**Directive**
Search the data for the string "Precipitation" and extract every line where it appears.

**Material shown**
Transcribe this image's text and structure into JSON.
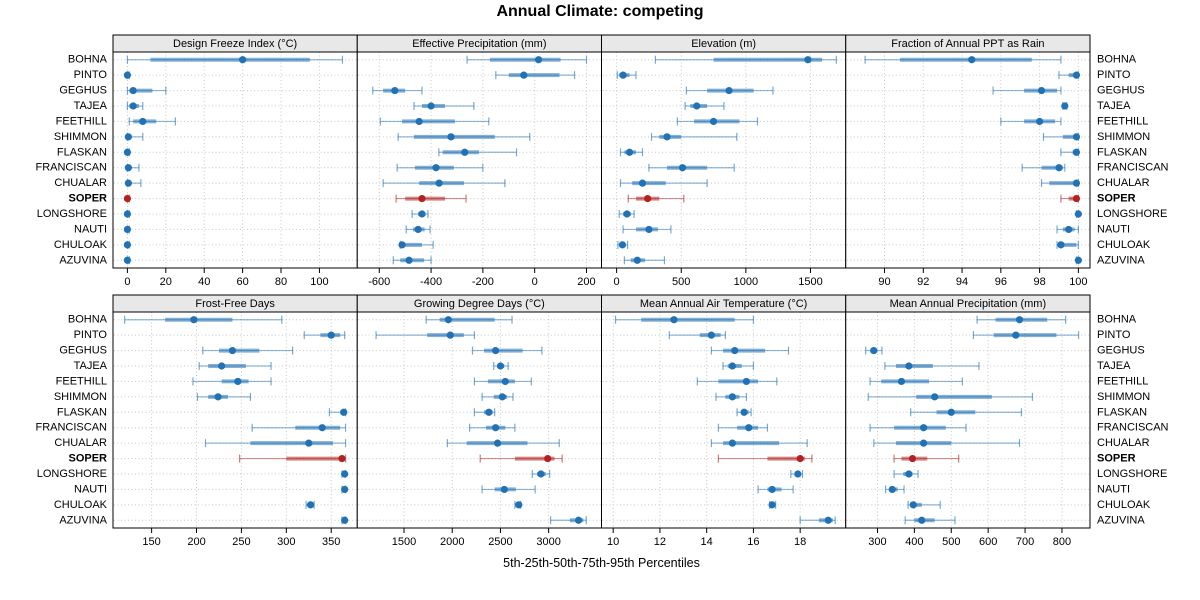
{
  "title": "Annual Climate: competing",
  "caption": "5th-25th-50th-75th-95th Percentiles",
  "chart_data": {
    "type": "scatter",
    "subtype": "percentile-interval-dot-plot",
    "percentiles": [
      5,
      25,
      50,
      75,
      95
    ],
    "legend": "none",
    "grid": "dotted",
    "sites": [
      "BOHNA",
      "PINTO",
      "GEGHUS",
      "TAJEA",
      "FEETHILL",
      "SHIMMON",
      "FLASKAN",
      "FRANCISCAN",
      "CHUALAR",
      "SOPER",
      "LONGSHORE",
      "NAUTI",
      "CHULOAK",
      "AZUVINA"
    ],
    "highlight_site": "SOPER",
    "colors": {
      "series": "#2171B5",
      "highlight": "#B22222",
      "strip_bg": "#E8E8E8",
      "grid": "#C8C8C8",
      "border": "#000000"
    },
    "layout": {
      "rows": 2,
      "cols": 4
    },
    "panels": [
      {
        "title": "Design Freeze Index (°C)",
        "xlim": [
          -7.5,
          119.7
        ],
        "ticks": [
          0,
          20,
          40,
          60,
          80,
          100
        ],
        "values": [
          [
            0,
            12,
            60,
            95,
            112
          ],
          [
            0,
            0,
            0,
            0.3,
            1
          ],
          [
            0,
            1,
            3,
            13,
            20
          ],
          [
            0,
            1,
            3,
            6,
            8
          ],
          [
            1,
            3,
            8,
            15,
            25
          ],
          [
            0,
            0.2,
            0.5,
            2,
            8
          ],
          [
            0,
            0,
            0,
            0.3,
            1
          ],
          [
            0,
            0.2,
            0.5,
            2,
            6
          ],
          [
            0,
            0.2,
            0.5,
            2,
            7
          ],
          [
            0,
            0,
            0,
            0.3,
            1
          ],
          [
            0,
            0,
            0,
            0.3,
            1
          ],
          [
            0,
            0,
            0,
            0.3,
            1
          ],
          [
            0,
            0,
            0,
            0.3,
            1
          ],
          [
            0,
            0,
            0,
            0.3,
            1
          ]
        ]
      },
      {
        "title": "Effective Precipitation (mm)",
        "xlim": [
          -685,
          258
        ],
        "ticks": [
          -600,
          -400,
          -200,
          0,
          200
        ],
        "values": [
          [
            -261,
            -173,
            15,
            100,
            200
          ],
          [
            -150,
            -100,
            -42,
            96,
            154
          ],
          [
            -625,
            -585,
            -540,
            -500,
            -435
          ],
          [
            -466,
            -435,
            -400,
            -346,
            -235
          ],
          [
            -596,
            -512,
            -446,
            -308,
            -177
          ],
          [
            -527,
            -466,
            -323,
            -154,
            -19
          ],
          [
            -370,
            -355,
            -270,
            -215,
            -70
          ],
          [
            -531,
            -462,
            -381,
            -312,
            -200
          ],
          [
            -585,
            -446,
            -369,
            -273,
            -115
          ],
          [
            -535,
            -500,
            -435,
            -346,
            -265
          ],
          [
            -473,
            -450,
            -435,
            -422,
            -412
          ],
          [
            -496,
            -470,
            -450,
            -425,
            -404
          ],
          [
            -519,
            -516,
            -512,
            -435,
            -392
          ],
          [
            -546,
            -519,
            -485,
            -427,
            -400
          ]
        ]
      },
      {
        "title": "Elevation (m)",
        "xlim": [
          -117,
          1773
        ],
        "ticks": [
          0,
          500,
          1000,
          1500
        ],
        "values": [
          [
            300,
            750,
            1480,
            1590,
            1700
          ],
          [
            5,
            20,
            50,
            100,
            150
          ],
          [
            540,
            700,
            870,
            1060,
            1210
          ],
          [
            530,
            570,
            620,
            700,
            830
          ],
          [
            470,
            600,
            750,
            950,
            1090
          ],
          [
            270,
            330,
            390,
            500,
            930
          ],
          [
            30,
            60,
            100,
            150,
            200
          ],
          [
            250,
            390,
            510,
            700,
            910
          ],
          [
            30,
            120,
            200,
            380,
            700
          ],
          [
            90,
            150,
            240,
            330,
            520
          ],
          [
            20,
            50,
            80,
            110,
            135
          ],
          [
            50,
            150,
            250,
            320,
            420
          ],
          [
            10,
            25,
            45,
            65,
            85
          ],
          [
            60,
            110,
            160,
            220,
            370
          ]
        ]
      },
      {
        "title": "Fraction of Annual PPT as Rain",
        "xlim": [
          88,
          100.6
        ],
        "ticks": [
          90,
          92,
          94,
          96,
          98,
          100
        ],
        "values": [
          [
            89,
            90.8,
            94.5,
            97.6,
            99.1
          ],
          [
            99,
            99.5,
            99.9,
            100,
            100
          ],
          [
            95.6,
            97.2,
            98.1,
            98.9,
            99.1
          ],
          [
            99.2,
            99.25,
            99.3,
            99.35,
            99.4
          ],
          [
            96,
            97.2,
            98,
            98.8,
            99.1
          ],
          [
            98.2,
            99.2,
            99.9,
            100,
            100
          ],
          [
            99.1,
            99.7,
            99.9,
            100,
            100
          ],
          [
            97.1,
            98.1,
            99,
            99.2,
            99.3
          ],
          [
            98.1,
            98.5,
            99.9,
            100,
            100
          ],
          [
            99.1,
            99.5,
            99.9,
            100,
            100
          ],
          [
            99.9,
            99.95,
            100,
            100,
            100
          ],
          [
            98.9,
            99.2,
            99.5,
            99.8,
            100
          ],
          [
            98.9,
            99,
            99.1,
            99.9,
            100
          ],
          [
            99.9,
            99.95,
            100,
            100,
            100
          ]
        ]
      },
      {
        "title": "Frost-Free Days",
        "xlim": [
          107,
          379
        ],
        "ticks": [
          150,
          200,
          250,
          300,
          350
        ],
        "values": [
          [
            120,
            165,
            197,
            240,
            295
          ],
          [
            320,
            338,
            350,
            360,
            365
          ],
          [
            207,
            225,
            240,
            270,
            307
          ],
          [
            203,
            213,
            228,
            255,
            283
          ],
          [
            196,
            228,
            246,
            258,
            283
          ],
          [
            201,
            213,
            224,
            235,
            260
          ],
          [
            348,
            360,
            364,
            365,
            366
          ],
          [
            262,
            310,
            340,
            360,
            366
          ],
          [
            210,
            260,
            325,
            352,
            366
          ],
          [
            248,
            300,
            362,
            365,
            366
          ],
          [
            362,
            364,
            365,
            365,
            366
          ],
          [
            362,
            364,
            365,
            365,
            366
          ],
          [
            322,
            325,
            327,
            329,
            331
          ],
          [
            362,
            364,
            365,
            365,
            366
          ]
        ]
      },
      {
        "title": "Growing Degree Days (°C)",
        "xlim": [
          1015,
          3548
        ],
        "ticks": [
          1500,
          2000,
          2500,
          3000
        ],
        "values": [
          [
            1730,
            1870,
            1960,
            2440,
            2620
          ],
          [
            1210,
            1740,
            1980,
            2120,
            2230
          ],
          [
            2210,
            2330,
            2450,
            2730,
            2930
          ],
          [
            2430,
            2470,
            2500,
            2540,
            2580
          ],
          [
            2230,
            2370,
            2550,
            2650,
            2820
          ],
          [
            2310,
            2430,
            2520,
            2570,
            2630
          ],
          [
            2230,
            2330,
            2380,
            2420,
            2440
          ],
          [
            2180,
            2350,
            2450,
            2550,
            2650
          ],
          [
            1950,
            2150,
            2470,
            2780,
            3110
          ],
          [
            2290,
            2650,
            2990,
            3060,
            3140
          ],
          [
            2830,
            2880,
            2920,
            2970,
            3010
          ],
          [
            2310,
            2440,
            2540,
            2660,
            2860
          ],
          [
            2650,
            2670,
            2690,
            2700,
            2710
          ],
          [
            3020,
            3220,
            3310,
            3360,
            3390
          ]
        ]
      },
      {
        "title": "Mean Annual Air Temperature (°C)",
        "xlim": [
          9.5,
          19.95
        ],
        "ticks": [
          10,
          12,
          14,
          16,
          18
        ],
        "values": [
          [
            10.1,
            11.2,
            12.6,
            15.2,
            16.0
          ],
          [
            12.4,
            13.7,
            14.2,
            14.6,
            14.8
          ],
          [
            14.2,
            14.7,
            15.2,
            16.5,
            17.5
          ],
          [
            14.7,
            14.9,
            15.1,
            15.5,
            16.0
          ],
          [
            13.6,
            14.5,
            15.7,
            16.2,
            17.0
          ],
          [
            14.4,
            14.8,
            15.1,
            15.4,
            15.7
          ],
          [
            15.3,
            15.5,
            15.6,
            15.8,
            15.9
          ],
          [
            14.5,
            15.3,
            15.8,
            16.2,
            16.6
          ],
          [
            14.2,
            14.7,
            15.1,
            17.1,
            18.3
          ],
          [
            14.5,
            16.6,
            18.0,
            18.2,
            18.5
          ],
          [
            17.6,
            17.8,
            17.9,
            18.0,
            18.1
          ],
          [
            16.2,
            16.6,
            16.8,
            17.2,
            17.7
          ],
          [
            16.7,
            16.75,
            16.8,
            16.9,
            16.95
          ],
          [
            18.0,
            18.8,
            19.2,
            19.4,
            19.5
          ]
        ]
      },
      {
        "title": "Mean Annual Precipitation (mm)",
        "xlim": [
          214,
          876
        ],
        "ticks": [
          300,
          400,
          500,
          600,
          700,
          800
        ],
        "values": [
          [
            570,
            620,
            685,
            760,
            810
          ],
          [
            560,
            615,
            675,
            785,
            845
          ],
          [
            268,
            280,
            290,
            300,
            312
          ],
          [
            320,
            350,
            385,
            450,
            575
          ],
          [
            280,
            310,
            365,
            440,
            530
          ],
          [
            275,
            405,
            455,
            610,
            720
          ],
          [
            390,
            460,
            500,
            565,
            690
          ],
          [
            280,
            345,
            425,
            485,
            540
          ],
          [
            290,
            350,
            425,
            500,
            685
          ],
          [
            345,
            365,
            395,
            435,
            520
          ],
          [
            345,
            370,
            385,
            395,
            410
          ],
          [
            322,
            333,
            340,
            355,
            372
          ],
          [
            383,
            390,
            397,
            420,
            470
          ],
          [
            375,
            400,
            420,
            455,
            510
          ]
        ]
      }
    ]
  }
}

**Answer in full**
        "title": "Effective Precipitation (mm)",
        "title": "Mean Annual Precipitation (mm)",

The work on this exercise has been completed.